[DIRECTION]: From the entries that follow, extract each line holding the string "Police".

[PROVIDED DATA]:
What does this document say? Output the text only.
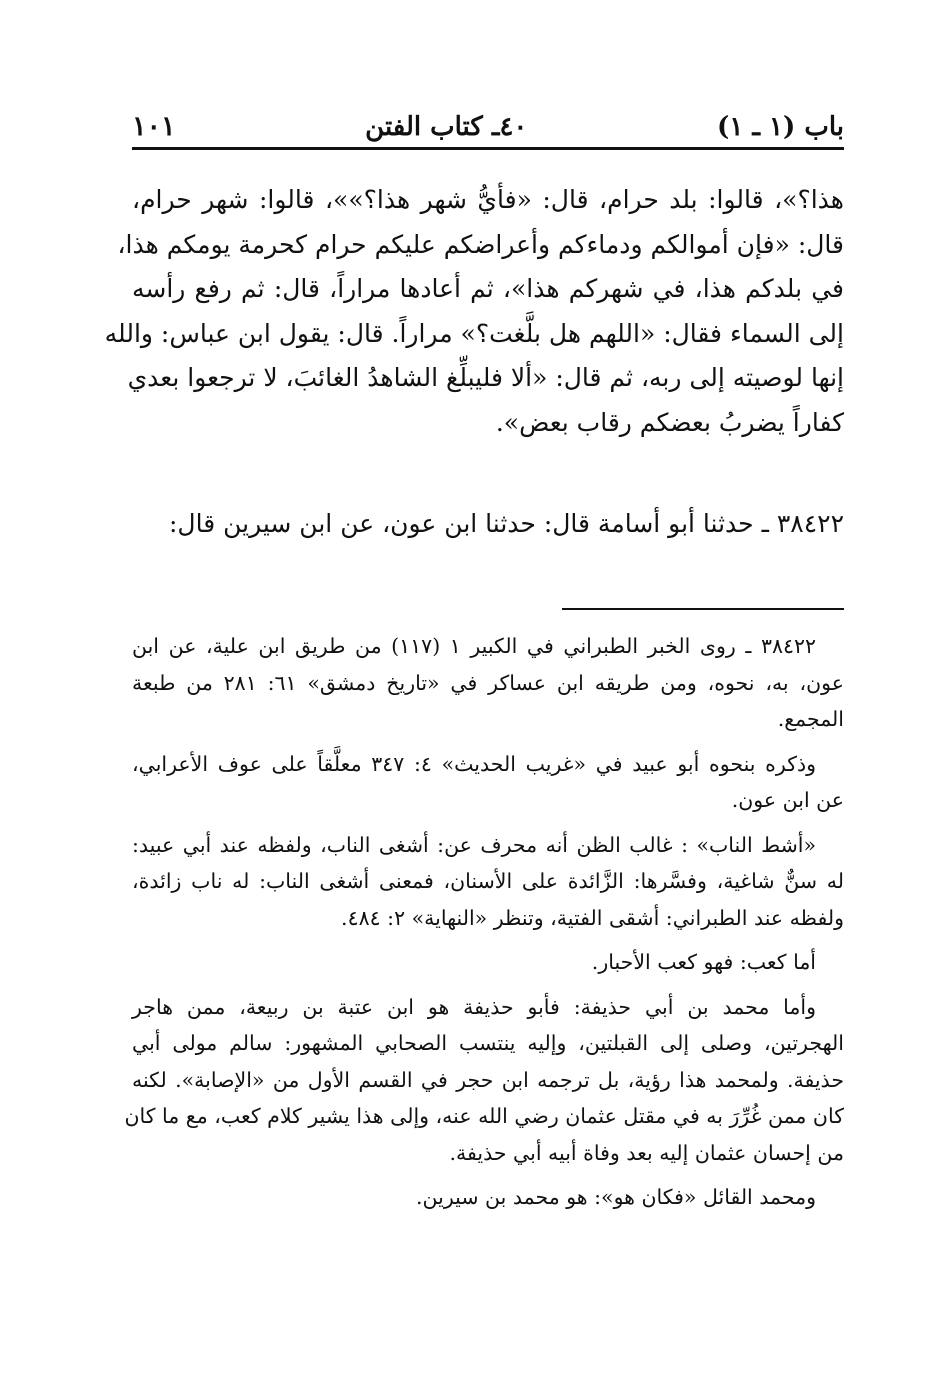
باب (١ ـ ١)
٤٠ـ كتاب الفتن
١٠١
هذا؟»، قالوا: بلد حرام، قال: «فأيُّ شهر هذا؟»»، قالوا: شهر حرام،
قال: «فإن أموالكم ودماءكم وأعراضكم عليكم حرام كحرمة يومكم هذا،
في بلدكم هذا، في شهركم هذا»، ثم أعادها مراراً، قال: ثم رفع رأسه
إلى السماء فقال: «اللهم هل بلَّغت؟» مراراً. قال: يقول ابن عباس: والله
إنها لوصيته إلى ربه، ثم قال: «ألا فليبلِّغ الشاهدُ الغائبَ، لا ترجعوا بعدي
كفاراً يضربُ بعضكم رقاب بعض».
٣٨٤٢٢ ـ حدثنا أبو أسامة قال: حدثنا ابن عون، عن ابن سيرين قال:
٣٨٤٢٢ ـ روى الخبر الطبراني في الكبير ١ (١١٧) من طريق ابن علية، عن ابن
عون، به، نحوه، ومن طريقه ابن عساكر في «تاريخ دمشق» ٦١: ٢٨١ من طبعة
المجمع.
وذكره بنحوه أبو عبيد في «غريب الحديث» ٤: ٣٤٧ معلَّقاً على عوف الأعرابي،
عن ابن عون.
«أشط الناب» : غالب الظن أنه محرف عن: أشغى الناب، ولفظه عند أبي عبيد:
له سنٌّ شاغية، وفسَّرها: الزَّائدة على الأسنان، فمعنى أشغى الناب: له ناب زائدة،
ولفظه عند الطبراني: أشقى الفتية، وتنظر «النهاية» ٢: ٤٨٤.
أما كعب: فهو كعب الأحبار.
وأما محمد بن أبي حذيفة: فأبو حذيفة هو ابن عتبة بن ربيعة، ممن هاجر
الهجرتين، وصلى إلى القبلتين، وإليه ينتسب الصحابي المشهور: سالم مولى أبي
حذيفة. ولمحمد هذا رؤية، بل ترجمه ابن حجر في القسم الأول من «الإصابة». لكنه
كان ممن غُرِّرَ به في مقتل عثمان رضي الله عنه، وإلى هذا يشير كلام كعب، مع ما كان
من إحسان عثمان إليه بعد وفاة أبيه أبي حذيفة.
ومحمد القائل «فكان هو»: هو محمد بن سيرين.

==

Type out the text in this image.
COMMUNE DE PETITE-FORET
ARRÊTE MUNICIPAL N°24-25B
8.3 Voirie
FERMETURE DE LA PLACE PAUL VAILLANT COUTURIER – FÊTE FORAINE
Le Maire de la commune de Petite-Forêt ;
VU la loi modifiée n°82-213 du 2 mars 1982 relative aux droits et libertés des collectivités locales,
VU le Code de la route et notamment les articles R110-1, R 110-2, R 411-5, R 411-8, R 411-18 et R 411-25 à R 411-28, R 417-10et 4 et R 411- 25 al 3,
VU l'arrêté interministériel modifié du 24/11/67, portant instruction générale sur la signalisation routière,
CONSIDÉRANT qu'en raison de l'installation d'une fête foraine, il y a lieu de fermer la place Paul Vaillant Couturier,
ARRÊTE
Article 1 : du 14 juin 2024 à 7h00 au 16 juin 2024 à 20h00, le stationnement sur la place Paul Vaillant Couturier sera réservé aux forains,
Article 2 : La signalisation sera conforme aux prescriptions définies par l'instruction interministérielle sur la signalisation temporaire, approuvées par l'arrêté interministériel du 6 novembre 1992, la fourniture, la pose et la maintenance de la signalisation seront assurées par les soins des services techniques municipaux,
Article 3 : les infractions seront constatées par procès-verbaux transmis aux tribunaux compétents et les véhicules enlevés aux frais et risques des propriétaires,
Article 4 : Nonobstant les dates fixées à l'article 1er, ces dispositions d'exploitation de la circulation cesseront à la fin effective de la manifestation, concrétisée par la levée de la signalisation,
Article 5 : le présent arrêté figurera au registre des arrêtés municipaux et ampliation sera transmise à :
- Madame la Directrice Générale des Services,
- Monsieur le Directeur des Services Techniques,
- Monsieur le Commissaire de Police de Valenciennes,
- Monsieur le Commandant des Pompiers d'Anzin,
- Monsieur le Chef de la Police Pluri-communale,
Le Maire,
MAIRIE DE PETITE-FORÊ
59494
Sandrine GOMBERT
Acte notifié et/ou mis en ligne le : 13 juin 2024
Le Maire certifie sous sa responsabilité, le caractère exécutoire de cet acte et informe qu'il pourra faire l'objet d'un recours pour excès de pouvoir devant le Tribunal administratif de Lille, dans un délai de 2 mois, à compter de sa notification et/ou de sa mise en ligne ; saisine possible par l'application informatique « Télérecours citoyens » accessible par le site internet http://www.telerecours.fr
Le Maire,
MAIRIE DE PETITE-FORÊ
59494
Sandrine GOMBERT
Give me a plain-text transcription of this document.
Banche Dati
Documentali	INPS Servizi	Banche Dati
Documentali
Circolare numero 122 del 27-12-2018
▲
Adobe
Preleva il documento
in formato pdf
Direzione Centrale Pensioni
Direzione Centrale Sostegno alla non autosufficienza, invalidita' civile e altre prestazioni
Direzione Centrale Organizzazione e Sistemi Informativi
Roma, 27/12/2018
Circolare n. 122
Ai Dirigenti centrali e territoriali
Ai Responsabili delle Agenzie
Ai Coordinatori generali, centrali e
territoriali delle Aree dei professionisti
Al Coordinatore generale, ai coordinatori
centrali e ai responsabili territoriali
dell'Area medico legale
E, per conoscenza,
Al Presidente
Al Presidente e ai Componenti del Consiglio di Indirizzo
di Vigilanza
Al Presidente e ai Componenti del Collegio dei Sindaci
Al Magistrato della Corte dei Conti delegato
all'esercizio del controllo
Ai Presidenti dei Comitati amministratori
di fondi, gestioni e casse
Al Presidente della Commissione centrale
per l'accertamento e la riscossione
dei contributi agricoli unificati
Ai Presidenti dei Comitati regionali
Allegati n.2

[RESPONSE FOR THIS EXERCISE]:
- Monsieur le Commissaire de Police de Valenciennes,
- Monsieur le Chef de la Police Pluri-communale,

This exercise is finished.